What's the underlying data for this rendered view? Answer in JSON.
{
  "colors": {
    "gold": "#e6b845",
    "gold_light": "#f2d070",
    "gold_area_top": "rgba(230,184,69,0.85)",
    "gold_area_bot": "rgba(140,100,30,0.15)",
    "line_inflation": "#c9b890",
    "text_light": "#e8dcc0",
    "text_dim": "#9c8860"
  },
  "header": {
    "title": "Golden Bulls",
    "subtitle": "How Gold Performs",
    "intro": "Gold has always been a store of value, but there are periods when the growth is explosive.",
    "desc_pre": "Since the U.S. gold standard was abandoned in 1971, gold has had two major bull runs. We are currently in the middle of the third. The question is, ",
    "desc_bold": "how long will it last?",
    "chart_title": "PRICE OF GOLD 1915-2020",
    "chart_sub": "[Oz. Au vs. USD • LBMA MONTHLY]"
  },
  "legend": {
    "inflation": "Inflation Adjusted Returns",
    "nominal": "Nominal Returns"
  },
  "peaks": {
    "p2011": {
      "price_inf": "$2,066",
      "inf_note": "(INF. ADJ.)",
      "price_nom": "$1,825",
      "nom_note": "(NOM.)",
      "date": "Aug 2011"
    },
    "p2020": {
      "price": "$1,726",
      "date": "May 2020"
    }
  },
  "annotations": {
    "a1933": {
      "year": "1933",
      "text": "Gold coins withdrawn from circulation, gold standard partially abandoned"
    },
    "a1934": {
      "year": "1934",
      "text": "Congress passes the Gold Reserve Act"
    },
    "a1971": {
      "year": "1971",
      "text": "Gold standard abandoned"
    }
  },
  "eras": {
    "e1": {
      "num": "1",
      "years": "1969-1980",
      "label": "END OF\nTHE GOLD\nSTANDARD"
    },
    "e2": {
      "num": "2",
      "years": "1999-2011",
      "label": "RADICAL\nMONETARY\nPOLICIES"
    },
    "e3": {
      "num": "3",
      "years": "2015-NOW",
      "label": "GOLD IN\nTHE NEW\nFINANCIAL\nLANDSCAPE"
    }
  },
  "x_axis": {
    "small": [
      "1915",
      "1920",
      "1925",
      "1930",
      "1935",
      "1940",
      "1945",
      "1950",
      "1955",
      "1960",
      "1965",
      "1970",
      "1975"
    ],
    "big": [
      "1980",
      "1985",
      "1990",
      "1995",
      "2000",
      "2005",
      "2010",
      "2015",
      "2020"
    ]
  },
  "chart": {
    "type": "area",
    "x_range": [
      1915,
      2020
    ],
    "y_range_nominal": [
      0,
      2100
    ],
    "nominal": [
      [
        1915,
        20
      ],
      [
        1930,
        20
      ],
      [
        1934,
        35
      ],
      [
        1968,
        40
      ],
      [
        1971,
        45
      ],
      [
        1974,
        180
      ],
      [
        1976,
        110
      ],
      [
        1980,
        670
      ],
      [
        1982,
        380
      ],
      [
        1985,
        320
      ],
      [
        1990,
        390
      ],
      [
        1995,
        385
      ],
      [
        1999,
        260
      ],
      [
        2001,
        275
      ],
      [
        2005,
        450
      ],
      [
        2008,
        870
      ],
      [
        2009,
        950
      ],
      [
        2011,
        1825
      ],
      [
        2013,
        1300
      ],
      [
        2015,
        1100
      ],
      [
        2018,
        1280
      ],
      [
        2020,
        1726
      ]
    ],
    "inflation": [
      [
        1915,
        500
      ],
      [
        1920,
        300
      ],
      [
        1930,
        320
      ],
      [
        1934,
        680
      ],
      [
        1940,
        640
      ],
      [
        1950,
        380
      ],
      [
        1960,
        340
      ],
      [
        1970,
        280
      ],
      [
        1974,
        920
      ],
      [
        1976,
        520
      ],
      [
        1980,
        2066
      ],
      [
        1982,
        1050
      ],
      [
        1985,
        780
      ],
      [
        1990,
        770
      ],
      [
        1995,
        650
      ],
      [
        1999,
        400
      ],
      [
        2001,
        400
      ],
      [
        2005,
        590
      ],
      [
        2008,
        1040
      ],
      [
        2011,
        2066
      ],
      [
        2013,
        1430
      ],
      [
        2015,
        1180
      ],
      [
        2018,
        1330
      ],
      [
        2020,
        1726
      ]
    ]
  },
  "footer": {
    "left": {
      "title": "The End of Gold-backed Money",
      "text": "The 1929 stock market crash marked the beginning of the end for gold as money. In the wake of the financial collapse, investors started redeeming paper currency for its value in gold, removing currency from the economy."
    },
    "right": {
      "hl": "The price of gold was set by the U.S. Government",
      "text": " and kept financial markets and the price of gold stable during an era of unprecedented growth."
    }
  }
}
------------------------------
> **Stated task**: Copy out the whole listing, exactly as written.

> **Solved problem**:
What's the underlying data for this rendered view? Answer in JSON.
{
  "colors": {
    "gold": "#e6b845",
    "gold_light": "#f2d070",
    "gold_area_top": "rgba(230,184,69,0.85)",
    "gold_area_bot": "rgba(140,100,30,0.15)",
    "line_inflation": "#c9b890",
    "text_light": "#e8dcc0",
    "text_dim": "#9c8860"
  },
  "header": {
    "title": "Golden Bulls",
    "subtitle": "How Gold Performs",
    "intro": "Gold has always been a store of value, but there are periods when the growth is explosive.",
    "desc_pre": "Since the U.S. gold standard was abandoned in 1971, gold has had two major bull runs. We are currently in the middle of the third. The question is, ",
    "desc_bold": "how long will it last?",
    "chart_title": "PRICE OF GOLD 1915-2020",
    "chart_sub": "[Oz. Au vs. USD • LBMA MONTHLY]"
  },
  "legend": {
    "inflation": "Inflation Adjusted Returns",
    "nominal": "Nominal Returns"
  },
  "peaks": {
    "p2011": {
      "price_inf": "$2,066",
      "inf_note": "(INF. ADJ.)",
      "price_nom": "$1,825",
      "nom_note": "(NOM.)",
      "date": "Aug 2011"
    },
    "p2020": {
      "price": "$1,726",
      "date": "May 2020"
    }
  },
  "annotations": {
    "a1933": {
      "year": "1933",
      "text": "Gold coins withdrawn from circulation, gold standard partially abandoned"
    },
    "a1934": {
      "year": "1934",
      "text": "Congress passes the Gold Reserve Act"
    },
    "a1971": {
      "year": "1971",
      "text": "Gold standard abandoned"
    }
  },
  "eras": {
    "e1": {
      "num": "1",
      "years": "1969-1980",
      "label": "END OF\nTHE GOLD\nSTANDARD"
    },
    "e2": {
      "num": "2",
      "years": "1999-2011",
      "label": "RADICAL\nMONETARY\nPOLICIES"
    },
    "e3": {
      "num": "3",
      "years": "2015-NOW",
      "label": "GOLD IN\nTHE NEW\nFINANCIAL\nLANDSCAPE"
    }
  },
  "x_axis": {
    "small": [
      "1915",
      "1920",
      "1925",
      "1930",
      "1935",
      "1940",
      "1945",
      "1950",
      "1955",
      "1960",
      "1965",
      "1970",
      "1975"
    ],
    "big": [
      "1980",
      "1985",
      "1990",
      "1995",
      "2000",
      "2005",
      "2010",
      "2015",
      "2020"
    ]
  },
  "chart": {
    "type": "area",
    "x_range": [
      1915,
      2020
    ],
    "y_range_nominal": [
      0,
      2100
    ],
    "nominal": [
      [
        1915,
        20
      ],
      [
        1930,
        20
      ],
      [
        1934,
        35
      ],
      [
        1968,
        40
      ],
      [
        1971,
        45
      ],
      [
        1974,
        180
      ],
      [
        1976,
        110
      ],
      [
        1980,
        670
      ],
      [
        1982,
        380
      ],
      [
        1985,
        320
      ],
      [
        1990,
        390
      ],
      [
        1995,
        385
      ],
      [
        1999,
        260
      ],
      [
        2001,
        275
      ],
      [
        2005,
        450
      ],
      [
        2008,
        870
      ],
      [
        2009,
        950
      ],
      [
        2011,
        1825
      ],
      [
        2013,
        1300
      ],
      [
        2015,
        1100
      ],
      [
        2018,
        1280
      ],
      [
        2020,
        1726
      ]
    ],
    "inflation": [
      [
        1915,
        500
      ],
      [
        1920,
        300
      ],
      [
        1930,
        320
      ],
      [
        1934,
        680
      ],
      [
        1940,
        640
      ],
      [
        1950,
        380
      ],
      [
        1960,
        340
      ],
      [
        1970,
        280
      ],
      [
        1974,
        920
      ],
      [
        1976,
        520
      ],
      [
        1980,
        2066
      ],
      [
        1982,
        1050
      ],
      [
        1985,
        780
      ],
      [
        1990,
        770
      ],
      [
        1995,
        650
      ],
      [
        1999,
        400
      ],
      [
        2001,
        400
      ],
      [
        2005,
        590
      ],
      [
        2008,
        1040
      ],
      [
        2011,
        2066
      ],
      [
        2013,
        1430
      ],
      [
        2015,
        1180
      ],
      [
        2018,
        1330
      ],
      [
        2020,
        1726
      ]
    ]
  },
  "footer": {
    "left": {
      "title": "The End of Gold-backed Money",
      "text": "The 1929 stock market crash marked the beginning of the end for gold as money. In the wake of the financial collapse, investors started redeeming paper currency for its value in gold, removing currency from the economy."
    },
    "right": {
      "hl": "The price of gold was set by the U.S. Government",
      "text": " and kept financial markets and the price of gold stable during an era of unprecedented growth."
    }
  }
}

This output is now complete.